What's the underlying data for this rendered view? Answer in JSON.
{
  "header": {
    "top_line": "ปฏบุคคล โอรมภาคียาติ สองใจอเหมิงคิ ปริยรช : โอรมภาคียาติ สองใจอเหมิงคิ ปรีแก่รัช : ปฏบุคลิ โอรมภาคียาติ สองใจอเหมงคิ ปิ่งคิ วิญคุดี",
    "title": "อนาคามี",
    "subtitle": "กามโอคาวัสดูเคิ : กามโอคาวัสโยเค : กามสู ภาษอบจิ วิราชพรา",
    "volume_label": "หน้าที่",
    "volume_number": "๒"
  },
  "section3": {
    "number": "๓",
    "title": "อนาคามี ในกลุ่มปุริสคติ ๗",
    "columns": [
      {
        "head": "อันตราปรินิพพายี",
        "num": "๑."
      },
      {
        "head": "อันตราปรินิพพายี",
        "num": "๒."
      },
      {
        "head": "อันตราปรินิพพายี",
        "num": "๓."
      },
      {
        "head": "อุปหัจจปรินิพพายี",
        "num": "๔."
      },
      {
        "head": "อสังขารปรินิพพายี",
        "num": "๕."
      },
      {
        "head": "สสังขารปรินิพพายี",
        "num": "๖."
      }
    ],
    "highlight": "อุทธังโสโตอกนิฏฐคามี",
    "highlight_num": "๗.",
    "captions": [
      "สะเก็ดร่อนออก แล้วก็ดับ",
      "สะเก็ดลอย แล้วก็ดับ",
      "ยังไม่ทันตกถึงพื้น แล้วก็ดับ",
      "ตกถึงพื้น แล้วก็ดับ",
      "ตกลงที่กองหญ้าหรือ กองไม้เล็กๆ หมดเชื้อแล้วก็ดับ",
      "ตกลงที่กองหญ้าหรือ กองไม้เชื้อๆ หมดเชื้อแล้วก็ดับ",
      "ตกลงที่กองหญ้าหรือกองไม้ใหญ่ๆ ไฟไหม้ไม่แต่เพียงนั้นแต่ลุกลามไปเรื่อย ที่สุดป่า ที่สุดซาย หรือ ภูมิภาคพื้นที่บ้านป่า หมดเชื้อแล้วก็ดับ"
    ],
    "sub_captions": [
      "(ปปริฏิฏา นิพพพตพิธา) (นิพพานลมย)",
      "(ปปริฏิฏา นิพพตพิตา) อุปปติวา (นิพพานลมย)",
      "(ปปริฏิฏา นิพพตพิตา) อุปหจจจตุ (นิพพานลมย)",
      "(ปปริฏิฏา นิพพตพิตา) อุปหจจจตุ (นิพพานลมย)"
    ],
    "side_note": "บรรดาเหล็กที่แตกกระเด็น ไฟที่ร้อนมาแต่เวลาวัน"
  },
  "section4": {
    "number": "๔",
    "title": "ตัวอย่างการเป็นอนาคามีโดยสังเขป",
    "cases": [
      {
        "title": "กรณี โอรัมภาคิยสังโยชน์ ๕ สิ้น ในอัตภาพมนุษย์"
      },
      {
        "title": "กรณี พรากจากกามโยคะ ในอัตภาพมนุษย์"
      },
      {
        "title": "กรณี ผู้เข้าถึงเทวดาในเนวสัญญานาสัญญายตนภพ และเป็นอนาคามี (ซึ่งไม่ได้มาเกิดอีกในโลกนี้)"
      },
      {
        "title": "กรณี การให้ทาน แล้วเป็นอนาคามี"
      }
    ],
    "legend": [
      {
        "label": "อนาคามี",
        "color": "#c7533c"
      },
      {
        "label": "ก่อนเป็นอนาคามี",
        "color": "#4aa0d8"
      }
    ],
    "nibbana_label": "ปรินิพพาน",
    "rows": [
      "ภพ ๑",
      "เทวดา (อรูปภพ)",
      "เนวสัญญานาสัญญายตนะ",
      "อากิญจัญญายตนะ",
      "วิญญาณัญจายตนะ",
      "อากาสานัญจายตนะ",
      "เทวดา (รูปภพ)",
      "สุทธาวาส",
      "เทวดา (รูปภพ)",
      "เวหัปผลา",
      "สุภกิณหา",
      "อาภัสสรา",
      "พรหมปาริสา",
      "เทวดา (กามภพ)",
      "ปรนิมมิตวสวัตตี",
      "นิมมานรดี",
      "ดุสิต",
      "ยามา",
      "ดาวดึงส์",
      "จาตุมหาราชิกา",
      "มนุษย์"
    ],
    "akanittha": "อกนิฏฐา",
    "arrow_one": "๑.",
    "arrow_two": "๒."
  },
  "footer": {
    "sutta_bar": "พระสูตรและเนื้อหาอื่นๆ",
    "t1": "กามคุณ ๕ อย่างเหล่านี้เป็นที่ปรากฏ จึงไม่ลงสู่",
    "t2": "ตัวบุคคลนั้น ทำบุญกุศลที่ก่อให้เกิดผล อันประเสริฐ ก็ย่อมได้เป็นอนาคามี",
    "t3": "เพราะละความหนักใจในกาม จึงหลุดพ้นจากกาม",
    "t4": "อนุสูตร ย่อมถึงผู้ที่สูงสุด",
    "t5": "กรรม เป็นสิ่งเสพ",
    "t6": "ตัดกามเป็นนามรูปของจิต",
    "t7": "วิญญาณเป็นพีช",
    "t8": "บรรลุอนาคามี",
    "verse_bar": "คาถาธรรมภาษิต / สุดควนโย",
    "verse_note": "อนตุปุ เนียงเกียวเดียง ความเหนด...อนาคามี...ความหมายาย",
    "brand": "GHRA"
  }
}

EXERCISE OBJECTIVE: Please repeat all the records above exactly as they appear.

EXPECTED ANSWER:
What's the underlying data for this rendered view? Answer in JSON.
{
  "header": {
    "top_line": "ปฏบุคคล โอรมภาคียาติ สองใจอเหมิงคิ ปริยรช : โอรมภาคียาติ สองใจอเหมิงคิ ปรีแก่รัช : ปฏบุคลิ โอรมภาคียาติ สองใจอเหมงคิ ปิ่งคิ วิญคุดี",
    "title": "อนาคามี",
    "subtitle": "กามโอคาวัสดูเคิ : กามโอคาวัสโยเค : กามสู ภาษอบจิ วิราชพรา",
    "volume_label": "หน้าที่",
    "volume_number": "๒"
  },
  "section3": {
    "number": "๓",
    "title": "อนาคามี ในกลุ่มปุริสคติ ๗",
    "columns": [
      {
        "head": "อันตราปรินิพพายี",
        "num": "๑."
      },
      {
        "head": "อันตราปรินิพพายี",
        "num": "๒."
      },
      {
        "head": "อันตราปรินิพพายี",
        "num": "๓."
      },
      {
        "head": "อุปหัจจปรินิพพายี",
        "num": "๔."
      },
      {
        "head": "อสังขารปรินิพพายี",
        "num": "๕."
      },
      {
        "head": "สสังขารปรินิพพายี",
        "num": "๖."
      }
    ],
    "highlight": "อุทธังโสโตอกนิฏฐคามี",
    "highlight_num": "๗.",
    "captions": [
      "สะเก็ดร่อนออก แล้วก็ดับ",
      "สะเก็ดลอย แล้วก็ดับ",
      "ยังไม่ทันตกถึงพื้น แล้วก็ดับ",
      "ตกถึงพื้น แล้วก็ดับ",
      "ตกลงที่กองหญ้าหรือ กองไม้เล็กๆ หมดเชื้อแล้วก็ดับ",
      "ตกลงที่กองหญ้าหรือ กองไม้เชื้อๆ หมดเชื้อแล้วก็ดับ",
      "ตกลงที่กองหญ้าหรือกองไม้ใหญ่ๆ ไฟไหม้ไม่แต่เพียงนั้นแต่ลุกลามไปเรื่อย ที่สุดป่า ที่สุดซาย หรือ ภูมิภาคพื้นที่บ้านป่า หมดเชื้อแล้วก็ดับ"
    ],
    "sub_captions": [
      "(ปปริฏิฏา นิพพพตพิธา) (นิพพานลมย)",
      "(ปปริฏิฏา นิพพตพิตา) อุปปติวา (นิพพานลมย)",
      "(ปปริฏิฏา นิพพตพิตา) อุปหจจจตุ (นิพพานลมย)",
      "(ปปริฏิฏา นิพพตพิตา) อุปหจจจตุ (นิพพานลมย)"
    ],
    "side_note": "บรรดาเหล็กที่แตกกระเด็น ไฟที่ร้อนมาแต่เวลาวัน"
  },
  "section4": {
    "number": "๔",
    "title": "ตัวอย่างการเป็นอนาคามีโดยสังเขป",
    "cases": [
      {
        "title": "กรณี โอรัมภาคิยสังโยชน์ ๕ สิ้น ในอัตภาพมนุษย์"
      },
      {
        "title": "กรณี พรากจากกามโยคะ ในอัตภาพมนุษย์"
      },
      {
        "title": "กรณี ผู้เข้าถึงเทวดาในเนวสัญญานาสัญญายตนภพ และเป็นอนาคามี (ซึ่งไม่ได้มาเกิดอีกในโลกนี้)"
      },
      {
        "title": "กรณี การให้ทาน แล้วเป็นอนาคามี"
      }
    ],
    "legend": [
      {
        "label": "อนาคามี",
        "color": "#c7533c"
      },
      {
        "label": "ก่อนเป็นอนาคามี",
        "color": "#4aa0d8"
      }
    ],
    "nibbana_label": "ปรินิพพาน",
    "rows": [
      "ภพ ๑",
      "เทวดา (อรูปภพ)",
      "เนวสัญญานาสัญญายตนะ",
      "อากิญจัญญายตนะ",
      "วิญญาณัญจายตนะ",
      "อากาสานัญจายตนะ",
      "เทวดา (รูปภพ)",
      "สุทธาวาส",
      "เทวดา (รูปภพ)",
      "เวหัปผลา",
      "สุภกิณหา",
      "อาภัสสรา",
      "พรหมปาริสา",
      "เทวดา (กามภพ)",
      "ปรนิมมิตวสวัตตี",
      "นิมมานรดี",
      "ดุสิต",
      "ยามา",
      "ดาวดึงส์",
      "จาตุมหาราชิกา",
      "มนุษย์"
    ],
    "akanittha": "อกนิฏฐา",
    "arrow_one": "๑.",
    "arrow_two": "๒."
  },
  "footer": {
    "sutta_bar": "พระสูตรและเนื้อหาอื่นๆ",
    "t1": "กามคุณ ๕ อย่างเหล่านี้เป็นที่ปรากฏ จึงไม่ลงสู่",
    "t2": "ตัวบุคคลนั้น ทำบุญกุศลที่ก่อให้เกิดผล อันประเสริฐ ก็ย่อมได้เป็นอนาคามี",
    "t3": "เพราะละความหนักใจในกาม จึงหลุดพ้นจากกาม",
    "t4": "อนุสูตร ย่อมถึงผู้ที่สูงสุด",
    "t5": "กรรม เป็นสิ่งเสพ",
    "t6": "ตัดกามเป็นนามรูปของจิต",
    "t7": "วิญญาณเป็นพีช",
    "t8": "บรรลุอนาคามี",
    "verse_bar": "คาถาธรรมภาษิต / สุดควนโย",
    "verse_note": "อนตุปุ เนียงเกียวเดียง ความเหนด...อนาคามี...ความหมายาย",
    "brand": "GHRA"
  }
}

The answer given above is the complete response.